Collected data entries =
§
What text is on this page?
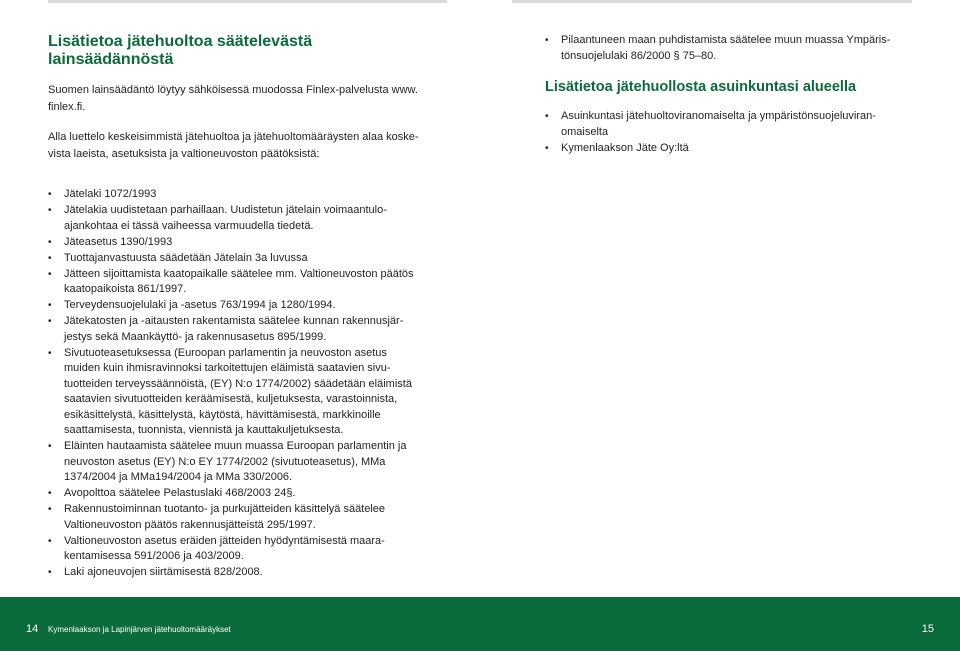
Lisätietoa jätehuoltoa säätelevästä lainsäädännöstä

Suomen lainsäädäntö löytyy sähköisessä muodossa Finlex-palvelusta www. finlex.fi.

Alla luettelo keskeisimmistä jätehuoltoa ja jätehuoltomääräysten alaa koskevista laeista, asetuksista ja valtioneuvoston päätöksistä:

• Jätelaki 1072/1993
• Jätelakia uudistetaan parhaillaan. Uudistetun jätelain voimaantuloajankohtaa ei tässä vaiheessa varmuudella tiedetä.
• Jäteasetus 1390/1993
• Tuottajanvastuusta säädetään Jätelain 3a luvussa
• Jätteen sijoittamista kaatopaikalle säätelee mm. Valtioneuvoston päätös kaatopaikoista 861/1997.
• Terveydensuojelulaki ja -asetus 763/1994 ja 1280/1994.
• Jätekatosten ja -aitausten rakentamista säätelee kunnan rakennusjärjestys sekä Maankäyttö- ja rakennusasetus 895/1999.
• Sivutuoteasetuksessa (Euroopan parlamentin ja neuvoston asetus muiden kuin ihmisravinnoksi tarkoitettujen eläimistä saatavien sivutuotteiden terveyssäännöistä, (EY) N:o 1774/2002) säädetään eläimistä saatavien sivutuotteiden keräämisestä, kuljetuksesta, varastoinnista, esikäsittelystä, käsittelystä, käytöstä, hävittämisestä, markkinoille saattamisesta, tuonnista, viennistä ja kauttakuljetuksesta.
• Eläinten hautaamista säätelee muun muassa Euroopan parlamentin ja neuvoston asetus (EY) N:o EY 1774/2002 (sivutuoteasetus), MMa 1374/2004 ja MMa194/2004 ja MMa 330/2006.
• Avopolttoa säätelee Pelastuslaki 468/2003 24§.
• Rakennustoiminnan tuotanto- ja purkujätteiden käsittelyä säätelee Valtioneuvoston päätös rakennusjätteistä 295/1997.
• Valtioneuvoston asetus eräiden jätteiden hyödyntämisestä maarakentamisessa 591/2006 ja 403/2009.
• Laki ajoneuvojen siirtämisestä 828/2008.
• Pilaantuneen maan puhdistamista säätelee muun muassa Ympäristönsuojelulaki 86/2000 § 75–80.
Lisätietoa jätehuollosta asuinkuntasi alueella
• Asuinkuntasi jätehuoltoviranomaiselta ja ympäristönsuojeluviranomaiselta
• Kymenlaakson Jäte Oy:ltä
14 Kymenlaakson ja Lapinjärven jätehuoltomääräykset	15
§
Written problem =
Make an exact copy of the data above, pictures excluded.

Output =
What text is on this page?
Lisätietoa jätehuoltoa säätelevästä lainsäädännöstä

Suomen lainsäädäntö löytyy sähköisessä muodossa Finlex-palvelusta www. finlex.fi.

Alla luettelo keskeisimmistä jätehuoltoa ja jätehuoltomääräysten alaa koskevista laeista, asetuksista ja valtioneuvoston päätöksistä:

• Jätelaki 1072/1993
• Jätelakia uudistetaan parhaillaan. Uudistetun jätelain voimaantuloajankohtaa ei tässä vaiheessa varmuudella tiedetä.
• Jäteasetus 1390/1993
• Tuottajanvastuusta säädetään Jätelain 3a luvussa
• Jätteen sijoittamista kaatopaikalle säätelee mm. Valtioneuvoston päätös kaatopaikoista 861/1997.
• Terveydensuojelulaki ja -asetus 763/1994 ja 1280/1994.
• Jätekatosten ja -aitausten rakentamista säätelee kunnan rakennusjärjestys sekä Maankäyttö- ja rakennusasetus 895/1999.
• Sivutuoteasetuksessa (Euroopan parlamentin ja neuvoston asetus muiden kuin ihmisravinnoksi tarkoitettujen eläimistä saatavien sivutuotteiden terveyssäännöistä, (EY) N:o 1774/2002) säädetään eläimistä saatavien sivutuotteiden keräämisestä, kuljetuksesta, varastoinnista, esikäsittelystä, käsittelystä, käytöstä, hävittämisestä, markkinoille saattamisesta, tuonnista, viennistä ja kauttakuljetuksesta.
• Eläinten hautaamista säätelee muun muassa Euroopan parlamentin ja neuvoston asetus (EY) N:o EY 1774/2002 (sivutuoteasetus), MMa 1374/2004 ja MMa194/2004 ja MMa 330/2006.
• Avopolttoa säätelee Pelastuslaki 468/2003 24§.
• Rakennustoiminnan tuotanto- ja purkujätteiden käsittelyä säätelee Valtioneuvoston päätös rakennusjätteistä 295/1997.
• Valtioneuvoston asetus eräiden jätteiden hyödyntämisestä maarakentamisessa 591/2006 ja 403/2009.
• Laki ajoneuvojen siirtämisestä 828/2008.
• Pilaantuneen maan puhdistamista säätelee muun muassa Ympäristönsuojelulaki 86/2000 § 75–80.
Lisätietoa jätehuollosta asuinkuntasi alueella
• Asuinkuntasi jätehuoltoviranomaiselta ja ympäristönsuojeluviranomaiselta
• Kymenlaakson Jäte Oy:ltä
14 Kymenlaakson ja Lapinjärven jätehuoltomääräykset	15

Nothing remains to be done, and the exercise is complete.